> WHAT TO PRODUCE: Set every record down verbatim and omit the pictures.

> DATA EXTRACT:
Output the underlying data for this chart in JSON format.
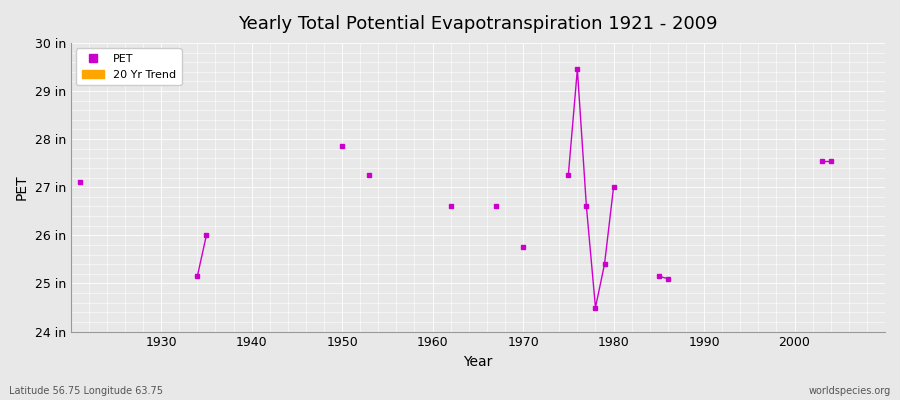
{
  "title": "Yearly Total Potential Evapotranspiration 1921 - 2009",
  "xlabel": "Year",
  "ylabel": "PET",
  "footnote_left": "Latitude 56.75 Longitude 63.75",
  "footnote_right": "worldspecies.org",
  "xlim": [
    1920,
    2010
  ],
  "ylim": [
    24,
    30
  ],
  "yticks": [
    24,
    25,
    26,
    27,
    28,
    29,
    30
  ],
  "ytick_labels": [
    "24 in",
    "25 in",
    "26 in",
    "27 in",
    "28 in",
    "29 in",
    "30 in"
  ],
  "xticks": [
    1930,
    1940,
    1950,
    1960,
    1970,
    1980,
    1990,
    2000
  ],
  "bg_color": "#E8E8E8",
  "grid_color": "#FFFFFF",
  "pet_color": "#CC00CC",
  "trend_color": "#FFA500",
  "pet_data": [
    [
      1921,
      27.1
    ],
    [
      1934,
      25.15
    ],
    [
      1935,
      26.0
    ],
    [
      1950,
      27.85
    ],
    [
      1953,
      27.25
    ],
    [
      1962,
      26.6
    ],
    [
      1967,
      26.6
    ],
    [
      1970,
      25.75
    ],
    [
      1975,
      27.25
    ],
    [
      1976,
      29.45
    ],
    [
      1977,
      26.6
    ],
    [
      1978,
      24.5
    ],
    [
      1979,
      25.4
    ],
    [
      1980,
      27.0
    ],
    [
      1985,
      25.15
    ],
    [
      1986,
      25.1
    ],
    [
      2003,
      27.55
    ],
    [
      2004,
      27.55
    ]
  ]
}
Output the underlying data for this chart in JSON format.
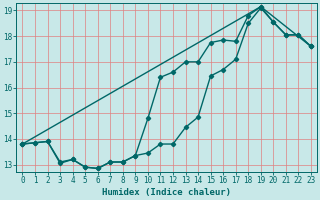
{
  "xlabel": "Humidex (Indice chaleur)",
  "xlim": [
    -0.5,
    23.5
  ],
  "ylim": [
    12.7,
    19.3
  ],
  "yticks": [
    13,
    14,
    15,
    16,
    17,
    18,
    19
  ],
  "xticks": [
    0,
    1,
    2,
    3,
    4,
    5,
    6,
    7,
    8,
    9,
    10,
    11,
    12,
    13,
    14,
    15,
    16,
    17,
    18,
    19,
    20,
    21,
    22,
    23
  ],
  "background_color": "#c8e8e8",
  "grid_color": "#e08080",
  "line_color": "#006868",
  "line1_x": [
    0,
    1,
    2,
    3,
    4,
    5,
    6,
    7,
    8,
    9,
    10,
    11,
    12,
    13,
    14,
    15,
    16,
    17,
    18,
    19,
    20,
    21,
    22,
    23
  ],
  "line1_y": [
    13.8,
    13.85,
    13.9,
    13.05,
    13.2,
    12.9,
    12.85,
    13.1,
    13.1,
    13.35,
    13.45,
    13.8,
    13.8,
    14.45,
    14.85,
    16.45,
    16.7,
    17.1,
    18.5,
    19.1,
    18.55,
    18.05,
    18.05,
    17.6
  ],
  "line2_x": [
    0,
    1,
    2,
    3,
    4,
    5,
    6,
    7,
    8,
    9,
    10,
    11,
    12,
    13,
    14,
    15,
    16,
    17,
    18,
    19,
    20,
    21,
    22,
    23
  ],
  "line2_y": [
    13.8,
    13.85,
    13.9,
    13.1,
    13.2,
    12.9,
    12.85,
    13.1,
    13.1,
    13.35,
    14.8,
    16.4,
    16.6,
    17.0,
    17.0,
    17.75,
    17.85,
    17.8,
    18.8,
    19.15,
    18.55,
    18.05,
    18.05,
    17.6
  ],
  "line3_x": [
    0,
    19,
    23
  ],
  "line3_y": [
    13.8,
    19.15,
    17.6
  ],
  "marker": "D",
  "markersize": 2.2,
  "linewidth": 1.0
}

> CORRECT RESULT:
Output the underlying data for this chart in JSON format.
{
  "title": "Yearly Total Potential Evapotranspiration 1921 - 2009",
  "xlabel": "Year",
  "ylabel": "PET",
  "footnote_left": "Latitude 56.75 Longitude 63.75",
  "footnote_right": "worldspecies.org",
  "xlim": [
    1920,
    2010
  ],
  "ylim": [
    24,
    30
  ],
  "yticks": [
    24,
    25,
    26,
    27,
    28,
    29,
    30
  ],
  "ytick_labels": [
    "24 in",
    "25 in",
    "26 in",
    "27 in",
    "28 in",
    "29 in",
    "30 in"
  ],
  "xticks": [
    1930,
    1940,
    1950,
    1960,
    1970,
    1980,
    1990,
    2000
  ],
  "bg_color": "#E8E8E8",
  "grid_color": "#FFFFFF",
  "pet_color": "#CC00CC",
  "trend_color": "#FFA500",
  "pet_data": [
    [
      1921,
      27.1
    ],
    [
      1934,
      25.15
    ],
    [
      1935,
      26.0
    ],
    [
      1950,
      27.85
    ],
    [
      1953,
      27.25
    ],
    [
      1962,
      26.6
    ],
    [
      1967,
      26.6
    ],
    [
      1970,
      25.75
    ],
    [
      1975,
      27.25
    ],
    [
      1976,
      29.45
    ],
    [
      1977,
      26.6
    ],
    [
      1978,
      24.5
    ],
    [
      1979,
      25.4
    ],
    [
      1980,
      27.0
    ],
    [
      1985,
      25.15
    ],
    [
      1986,
      25.1
    ],
    [
      2003,
      27.55
    ],
    [
      2004,
      27.55
    ]
  ]
}
Output the underlying data for this chart in JSON format.
{
  "xlabel": "Humidex (Indice chaleur)",
  "xlim": [
    -0.5,
    23.5
  ],
  "ylim": [
    12.7,
    19.3
  ],
  "yticks": [
    13,
    14,
    15,
    16,
    17,
    18,
    19
  ],
  "xticks": [
    0,
    1,
    2,
    3,
    4,
    5,
    6,
    7,
    8,
    9,
    10,
    11,
    12,
    13,
    14,
    15,
    16,
    17,
    18,
    19,
    20,
    21,
    22,
    23
  ],
  "background_color": "#c8e8e8",
  "grid_color": "#e08080",
  "line_color": "#006868",
  "line1_x": [
    0,
    1,
    2,
    3,
    4,
    5,
    6,
    7,
    8,
    9,
    10,
    11,
    12,
    13,
    14,
    15,
    16,
    17,
    18,
    19,
    20,
    21,
    22,
    23
  ],
  "line1_y": [
    13.8,
    13.85,
    13.9,
    13.05,
    13.2,
    12.9,
    12.85,
    13.1,
    13.1,
    13.35,
    13.45,
    13.8,
    13.8,
    14.45,
    14.85,
    16.45,
    16.7,
    17.1,
    18.5,
    19.1,
    18.55,
    18.05,
    18.05,
    17.6
  ],
  "line2_x": [
    0,
    1,
    2,
    3,
    4,
    5,
    6,
    7,
    8,
    9,
    10,
    11,
    12,
    13,
    14,
    15,
    16,
    17,
    18,
    19,
    20,
    21,
    22,
    23
  ],
  "line2_y": [
    13.8,
    13.85,
    13.9,
    13.1,
    13.2,
    12.9,
    12.85,
    13.1,
    13.1,
    13.35,
    14.8,
    16.4,
    16.6,
    17.0,
    17.0,
    17.75,
    17.85,
    17.8,
    18.8,
    19.15,
    18.55,
    18.05,
    18.05,
    17.6
  ],
  "line3_x": [
    0,
    19,
    23
  ],
  "line3_y": [
    13.8,
    19.15,
    17.6
  ],
  "marker": "D",
  "markersize": 2.2,
  "linewidth": 1.0
}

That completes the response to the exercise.